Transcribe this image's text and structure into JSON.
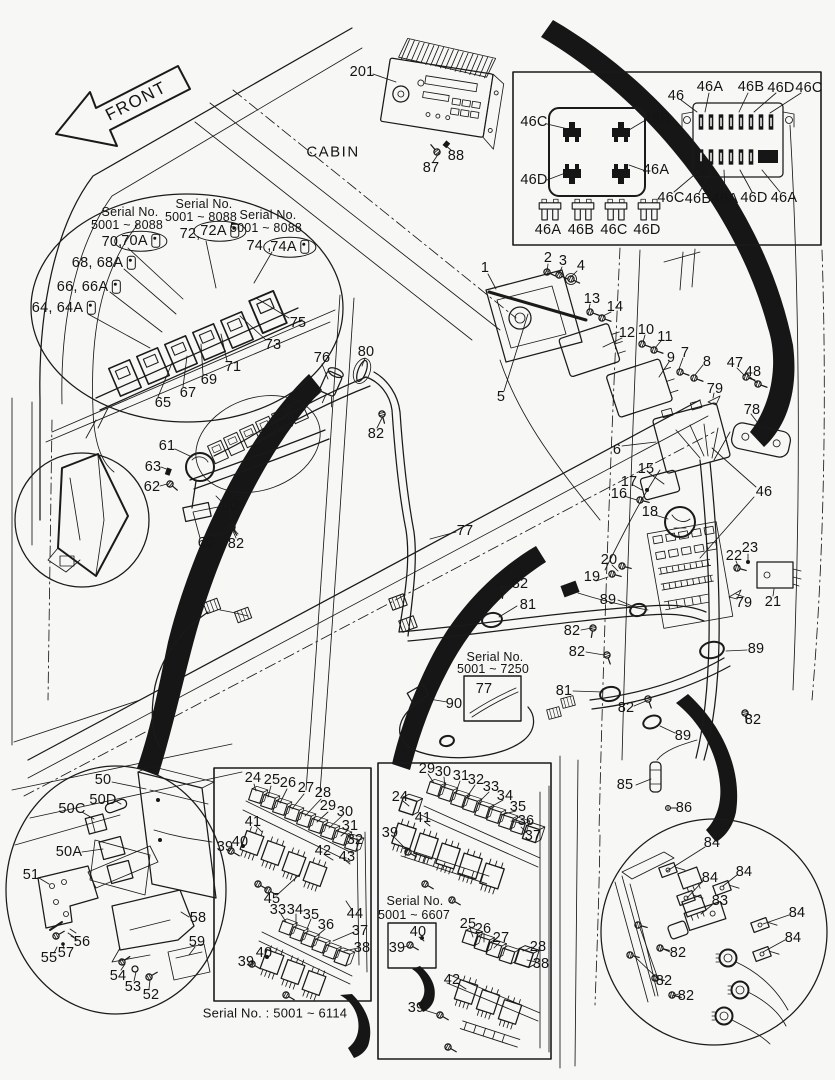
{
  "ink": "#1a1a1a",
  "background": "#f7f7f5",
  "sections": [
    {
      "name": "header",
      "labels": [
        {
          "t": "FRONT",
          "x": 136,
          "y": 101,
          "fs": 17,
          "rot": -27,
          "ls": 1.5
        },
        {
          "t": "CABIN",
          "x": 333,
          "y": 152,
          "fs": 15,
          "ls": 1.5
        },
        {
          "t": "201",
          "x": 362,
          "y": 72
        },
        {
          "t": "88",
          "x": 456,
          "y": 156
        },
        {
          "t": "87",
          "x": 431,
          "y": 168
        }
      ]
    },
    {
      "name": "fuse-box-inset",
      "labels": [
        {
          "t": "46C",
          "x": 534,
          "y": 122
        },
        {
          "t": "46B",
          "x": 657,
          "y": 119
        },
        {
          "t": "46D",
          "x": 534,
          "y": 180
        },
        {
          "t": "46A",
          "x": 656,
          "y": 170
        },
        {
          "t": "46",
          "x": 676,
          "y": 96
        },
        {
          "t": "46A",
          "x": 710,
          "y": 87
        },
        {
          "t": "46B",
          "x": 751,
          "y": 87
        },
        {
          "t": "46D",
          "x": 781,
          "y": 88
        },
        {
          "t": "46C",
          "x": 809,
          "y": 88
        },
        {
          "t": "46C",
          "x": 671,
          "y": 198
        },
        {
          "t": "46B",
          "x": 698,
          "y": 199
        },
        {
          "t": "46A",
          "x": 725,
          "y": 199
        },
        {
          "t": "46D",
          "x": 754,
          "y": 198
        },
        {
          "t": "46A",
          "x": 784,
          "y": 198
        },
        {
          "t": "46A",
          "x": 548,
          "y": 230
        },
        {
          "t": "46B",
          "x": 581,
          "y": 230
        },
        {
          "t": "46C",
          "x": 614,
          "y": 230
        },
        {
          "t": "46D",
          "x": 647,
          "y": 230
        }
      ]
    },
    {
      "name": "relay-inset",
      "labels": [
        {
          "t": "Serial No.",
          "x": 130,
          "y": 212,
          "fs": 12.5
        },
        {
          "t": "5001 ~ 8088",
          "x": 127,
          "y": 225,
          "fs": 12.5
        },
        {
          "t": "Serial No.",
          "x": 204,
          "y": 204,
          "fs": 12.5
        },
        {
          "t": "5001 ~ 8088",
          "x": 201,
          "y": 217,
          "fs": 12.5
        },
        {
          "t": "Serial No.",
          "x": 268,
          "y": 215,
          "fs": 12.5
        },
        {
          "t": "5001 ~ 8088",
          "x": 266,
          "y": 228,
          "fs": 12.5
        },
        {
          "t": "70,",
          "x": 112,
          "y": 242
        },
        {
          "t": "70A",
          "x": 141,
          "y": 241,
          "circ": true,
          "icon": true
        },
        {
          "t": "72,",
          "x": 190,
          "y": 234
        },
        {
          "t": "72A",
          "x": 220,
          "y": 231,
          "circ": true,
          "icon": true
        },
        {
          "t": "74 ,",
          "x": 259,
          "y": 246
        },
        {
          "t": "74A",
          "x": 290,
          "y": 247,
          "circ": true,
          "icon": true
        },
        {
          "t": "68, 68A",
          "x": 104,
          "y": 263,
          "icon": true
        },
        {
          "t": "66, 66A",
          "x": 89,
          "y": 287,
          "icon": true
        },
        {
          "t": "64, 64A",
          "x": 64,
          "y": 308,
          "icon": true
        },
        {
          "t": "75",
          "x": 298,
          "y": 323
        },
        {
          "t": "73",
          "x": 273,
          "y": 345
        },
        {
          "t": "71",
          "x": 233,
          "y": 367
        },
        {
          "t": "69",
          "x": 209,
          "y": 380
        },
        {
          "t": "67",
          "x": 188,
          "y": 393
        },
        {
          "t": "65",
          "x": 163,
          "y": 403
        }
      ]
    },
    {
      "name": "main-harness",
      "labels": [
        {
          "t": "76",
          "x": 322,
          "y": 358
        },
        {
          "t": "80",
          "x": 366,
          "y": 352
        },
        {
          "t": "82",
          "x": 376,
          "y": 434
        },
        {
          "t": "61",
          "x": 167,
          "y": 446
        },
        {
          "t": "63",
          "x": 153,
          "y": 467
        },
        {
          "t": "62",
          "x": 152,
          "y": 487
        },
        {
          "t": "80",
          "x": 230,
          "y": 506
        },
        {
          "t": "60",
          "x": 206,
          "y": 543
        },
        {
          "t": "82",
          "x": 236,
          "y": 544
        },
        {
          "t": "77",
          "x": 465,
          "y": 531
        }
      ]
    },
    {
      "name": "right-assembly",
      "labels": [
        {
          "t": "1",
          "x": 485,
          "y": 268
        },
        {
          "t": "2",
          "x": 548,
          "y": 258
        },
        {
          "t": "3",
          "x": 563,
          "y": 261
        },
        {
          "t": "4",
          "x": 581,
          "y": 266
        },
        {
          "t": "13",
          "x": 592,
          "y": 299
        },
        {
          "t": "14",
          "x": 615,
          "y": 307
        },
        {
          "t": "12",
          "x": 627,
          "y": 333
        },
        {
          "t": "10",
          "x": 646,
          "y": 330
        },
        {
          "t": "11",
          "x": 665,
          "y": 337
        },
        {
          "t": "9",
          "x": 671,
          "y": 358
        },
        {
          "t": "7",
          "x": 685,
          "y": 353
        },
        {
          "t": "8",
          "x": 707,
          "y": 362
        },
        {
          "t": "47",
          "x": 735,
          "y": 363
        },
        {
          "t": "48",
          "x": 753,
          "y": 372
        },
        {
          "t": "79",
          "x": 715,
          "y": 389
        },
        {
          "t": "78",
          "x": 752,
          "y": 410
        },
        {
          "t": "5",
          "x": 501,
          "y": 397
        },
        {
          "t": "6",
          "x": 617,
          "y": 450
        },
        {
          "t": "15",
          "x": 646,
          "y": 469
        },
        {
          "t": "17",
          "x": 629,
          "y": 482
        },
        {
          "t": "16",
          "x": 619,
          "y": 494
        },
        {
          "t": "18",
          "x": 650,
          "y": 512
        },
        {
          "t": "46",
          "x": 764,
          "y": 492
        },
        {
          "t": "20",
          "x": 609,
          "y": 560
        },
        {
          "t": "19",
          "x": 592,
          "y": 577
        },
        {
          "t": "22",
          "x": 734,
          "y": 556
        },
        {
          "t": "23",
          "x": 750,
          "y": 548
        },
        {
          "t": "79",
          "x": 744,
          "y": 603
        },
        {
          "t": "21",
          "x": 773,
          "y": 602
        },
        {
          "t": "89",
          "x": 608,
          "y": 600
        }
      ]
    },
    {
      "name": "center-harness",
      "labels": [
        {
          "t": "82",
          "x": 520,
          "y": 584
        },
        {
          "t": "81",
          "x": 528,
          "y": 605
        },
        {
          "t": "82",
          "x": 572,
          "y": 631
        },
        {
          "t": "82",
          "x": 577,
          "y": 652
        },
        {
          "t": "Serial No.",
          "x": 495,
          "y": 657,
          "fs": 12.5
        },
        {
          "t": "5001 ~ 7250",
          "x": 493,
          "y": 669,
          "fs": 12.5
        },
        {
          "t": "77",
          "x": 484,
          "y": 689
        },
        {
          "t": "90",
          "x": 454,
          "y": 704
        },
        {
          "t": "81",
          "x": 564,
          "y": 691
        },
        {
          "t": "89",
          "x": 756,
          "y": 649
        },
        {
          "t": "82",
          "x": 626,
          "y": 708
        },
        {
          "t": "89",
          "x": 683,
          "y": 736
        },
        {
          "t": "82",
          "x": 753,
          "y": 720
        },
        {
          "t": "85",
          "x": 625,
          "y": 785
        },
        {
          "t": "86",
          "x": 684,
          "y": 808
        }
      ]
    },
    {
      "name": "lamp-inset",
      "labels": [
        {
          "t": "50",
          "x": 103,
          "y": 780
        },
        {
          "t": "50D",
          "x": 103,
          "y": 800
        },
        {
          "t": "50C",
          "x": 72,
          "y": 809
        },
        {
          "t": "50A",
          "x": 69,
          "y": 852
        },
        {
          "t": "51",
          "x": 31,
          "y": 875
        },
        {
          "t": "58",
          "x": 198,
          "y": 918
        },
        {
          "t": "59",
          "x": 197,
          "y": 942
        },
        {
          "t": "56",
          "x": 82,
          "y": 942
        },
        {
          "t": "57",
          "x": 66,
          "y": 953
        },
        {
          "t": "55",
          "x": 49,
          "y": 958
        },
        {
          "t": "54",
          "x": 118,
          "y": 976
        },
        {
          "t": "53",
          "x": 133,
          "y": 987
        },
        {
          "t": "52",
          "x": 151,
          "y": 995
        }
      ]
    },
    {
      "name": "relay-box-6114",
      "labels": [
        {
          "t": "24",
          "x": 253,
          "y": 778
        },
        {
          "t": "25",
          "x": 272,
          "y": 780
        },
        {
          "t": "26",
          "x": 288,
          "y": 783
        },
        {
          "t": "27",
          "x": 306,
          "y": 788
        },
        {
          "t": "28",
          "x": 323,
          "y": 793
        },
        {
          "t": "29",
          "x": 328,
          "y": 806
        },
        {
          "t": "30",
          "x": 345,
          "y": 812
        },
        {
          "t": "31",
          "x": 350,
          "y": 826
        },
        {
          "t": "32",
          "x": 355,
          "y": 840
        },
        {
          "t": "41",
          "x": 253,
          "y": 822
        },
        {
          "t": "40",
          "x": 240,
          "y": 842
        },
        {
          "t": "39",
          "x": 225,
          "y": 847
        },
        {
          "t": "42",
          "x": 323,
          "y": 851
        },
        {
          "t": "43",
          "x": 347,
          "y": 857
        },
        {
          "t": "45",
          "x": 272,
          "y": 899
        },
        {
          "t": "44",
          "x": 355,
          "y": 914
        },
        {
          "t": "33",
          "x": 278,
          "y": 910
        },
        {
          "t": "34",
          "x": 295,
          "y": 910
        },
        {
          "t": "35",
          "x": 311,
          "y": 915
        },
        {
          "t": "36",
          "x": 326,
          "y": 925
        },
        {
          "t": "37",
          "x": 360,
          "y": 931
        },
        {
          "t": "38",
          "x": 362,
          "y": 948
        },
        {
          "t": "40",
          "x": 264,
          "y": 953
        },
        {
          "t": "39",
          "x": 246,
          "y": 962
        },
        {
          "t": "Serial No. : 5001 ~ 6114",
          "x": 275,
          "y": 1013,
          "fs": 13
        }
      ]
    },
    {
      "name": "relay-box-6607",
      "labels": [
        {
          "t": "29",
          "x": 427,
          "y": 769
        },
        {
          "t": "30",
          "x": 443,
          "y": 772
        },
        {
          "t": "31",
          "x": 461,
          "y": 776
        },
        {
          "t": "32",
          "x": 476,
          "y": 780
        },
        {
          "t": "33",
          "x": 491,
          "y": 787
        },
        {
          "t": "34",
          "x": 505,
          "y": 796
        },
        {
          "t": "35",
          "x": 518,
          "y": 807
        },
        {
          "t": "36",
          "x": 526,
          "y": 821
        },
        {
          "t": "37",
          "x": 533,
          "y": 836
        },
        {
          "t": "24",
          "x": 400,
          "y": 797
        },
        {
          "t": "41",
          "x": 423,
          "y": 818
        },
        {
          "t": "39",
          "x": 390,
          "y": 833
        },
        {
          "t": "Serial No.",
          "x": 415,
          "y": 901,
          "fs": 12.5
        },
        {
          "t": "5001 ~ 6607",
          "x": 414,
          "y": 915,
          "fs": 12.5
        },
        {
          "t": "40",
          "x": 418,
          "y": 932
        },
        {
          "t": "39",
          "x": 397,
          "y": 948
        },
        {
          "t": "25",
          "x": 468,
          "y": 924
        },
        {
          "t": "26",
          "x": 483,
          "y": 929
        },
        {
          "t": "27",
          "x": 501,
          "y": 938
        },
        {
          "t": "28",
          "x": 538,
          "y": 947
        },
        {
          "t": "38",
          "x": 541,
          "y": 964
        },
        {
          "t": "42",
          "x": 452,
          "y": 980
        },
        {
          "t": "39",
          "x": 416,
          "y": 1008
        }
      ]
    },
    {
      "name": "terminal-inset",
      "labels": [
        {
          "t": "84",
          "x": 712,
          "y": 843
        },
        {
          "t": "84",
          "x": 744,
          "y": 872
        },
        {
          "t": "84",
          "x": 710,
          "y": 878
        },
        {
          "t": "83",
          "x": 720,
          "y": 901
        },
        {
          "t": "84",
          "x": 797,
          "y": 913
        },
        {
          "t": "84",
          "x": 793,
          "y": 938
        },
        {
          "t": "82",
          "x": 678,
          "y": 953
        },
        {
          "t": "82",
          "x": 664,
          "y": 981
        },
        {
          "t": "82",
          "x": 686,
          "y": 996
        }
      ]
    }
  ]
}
----------
Search the records for the word "relay". Copy every line that has it.

      "name": "relay-inset",
      "name": "relay-box-6114",
      "name": "relay-box-6607",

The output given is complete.